What you have to do: Return all entries precisely as they stand, without the images.

Exercise material:
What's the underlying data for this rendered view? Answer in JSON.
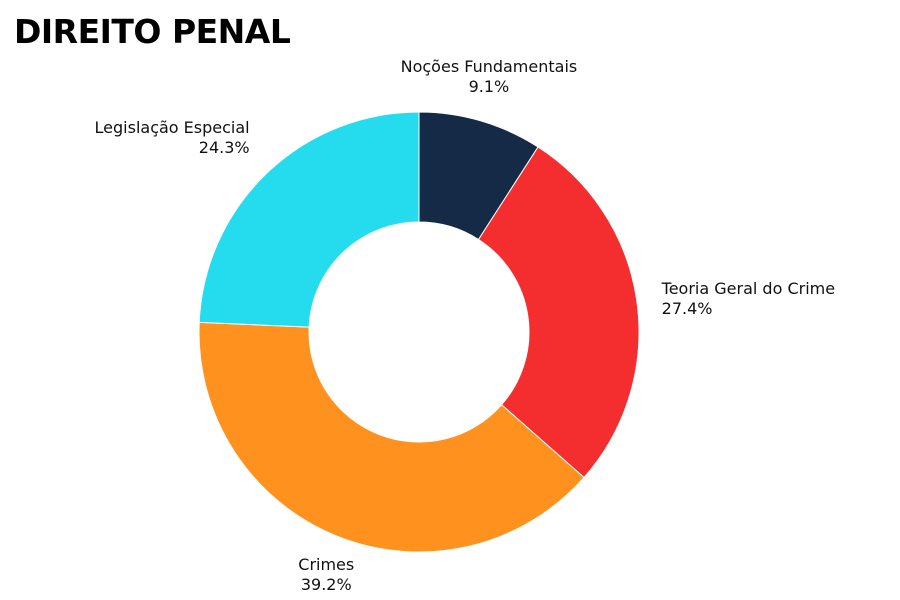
{
  "chart_data": {
    "type": "pie",
    "variant": "donut",
    "title": "DIREITO PENAL",
    "slices": [
      {
        "label": "Noções Fundamentais",
        "value": 9.1,
        "value_label": "9.1%",
        "color": "#142a47"
      },
      {
        "label": "Teoria Geral do Crime",
        "value": 27.4,
        "value_label": "27.4%",
        "color": "#f42e2f"
      },
      {
        "label": "Crimes",
        "value": 39.2,
        "value_label": "39.2%",
        "color": "#ff921f"
      },
      {
        "label": "Legislação Especial",
        "value": 24.3,
        "value_label": "24.3%",
        "color": "#25dcee"
      }
    ],
    "start_angle": "12 o'clock",
    "direction": "clockwise",
    "legend": "none"
  }
}
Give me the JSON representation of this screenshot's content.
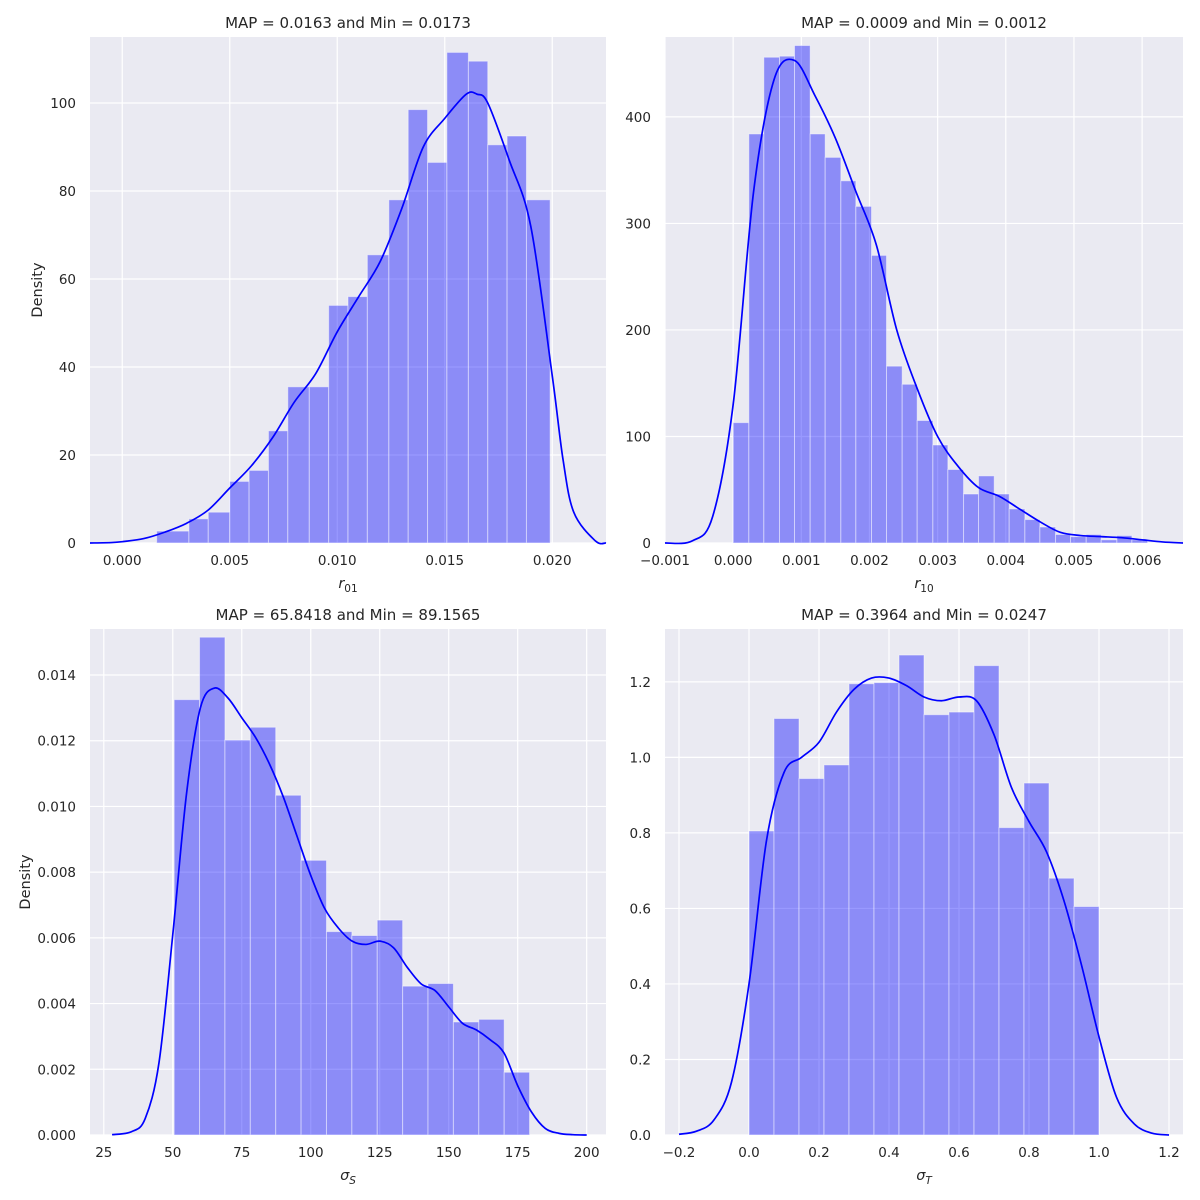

Reply:
What's the underlying data for this rendered view? Answer in JSON.
{
  "chart_data": {
    "type": "pie",
    "variant": "donut",
    "title": "DIREITO PENAL",
    "slices": [
      {
        "label": "Noções Fundamentais",
        "value": 9.1,
        "value_label": "9.1%",
        "color": "#142a47"
      },
      {
        "label": "Teoria Geral do Crime",
        "value": 27.4,
        "value_label": "27.4%",
        "color": "#f42e2f"
      },
      {
        "label": "Crimes",
        "value": 39.2,
        "value_label": "39.2%",
        "color": "#ff921f"
      },
      {
        "label": "Legislação Especial",
        "value": 24.3,
        "value_label": "24.3%",
        "color": "#25dcee"
      }
    ],
    "start_angle": "12 o'clock",
    "direction": "clockwise",
    "legend": "none"
  }
}
Give me the JSON representation of this screenshot's content.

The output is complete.